What you have to do => Where a line of the data below has the string "frente", copy that line.

Study material Block Start

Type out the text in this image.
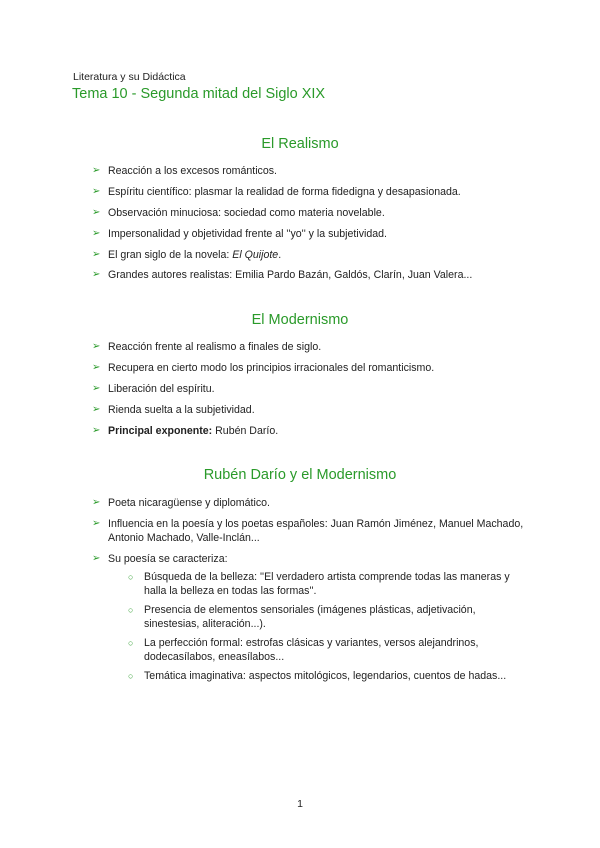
Literatura y su Didáctica
Tema 10 - Segunda mitad del Siglo XIX
El Realismo
➢ Reacción a los excesos románticos.
➢ Espíritu científico: plasmar la realidad de forma fidedigna y desapasionada.
➢ Observación minuciosa: sociedad como materia novelable.
➢ Impersonalidad y objetividad frente al ''yo'' y la subjetividad.
➢ El gran siglo de la novela: El Quijote.
➢ Grandes autores realistas: Emilia Pardo Bazán, Galdós, Clarín, Juan Valera...
El Modernismo
➢ Reacción frente al realismo a finales de siglo.
➢ Recupera en cierto modo los principios irracionales del romanticismo.
➢ Liberación del espíritu.
➢ Rienda suelta a la subjetividad.
➢ Principal exponente: Rubén Darío.
Rubén Darío y el Modernismo
➢ Poeta nicaragüense y diplomático.
➢ Influencia en la poesía y los poetas españoles: Juan Ramón Jiménez, Manuel Machado, Antonio Machado, Valle-Inclán...
➢ Su poesía se caracteriza:
○ Búsqueda de la belleza: ''El verdadero artista comprende todas las maneras y halla la belleza en todas las formas''.
○ Presencia de elementos sensoriales (imágenes plásticas, adjetivación, sinestesias, aliteración...).
○ La perfección formal: estrofas clásicas y variantes, versos alejandrinos, dodecasílabos, eneasílabos...
○ Temática imaginativa: aspectos mitológicos, legendarios, cuentos de hadas...
1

Study material Block End

Exercise result =>
➢ Impersonalidad y objetividad frente al ''yo'' y la subjetividad.
➢ Reacción frente al realismo a finales de siglo.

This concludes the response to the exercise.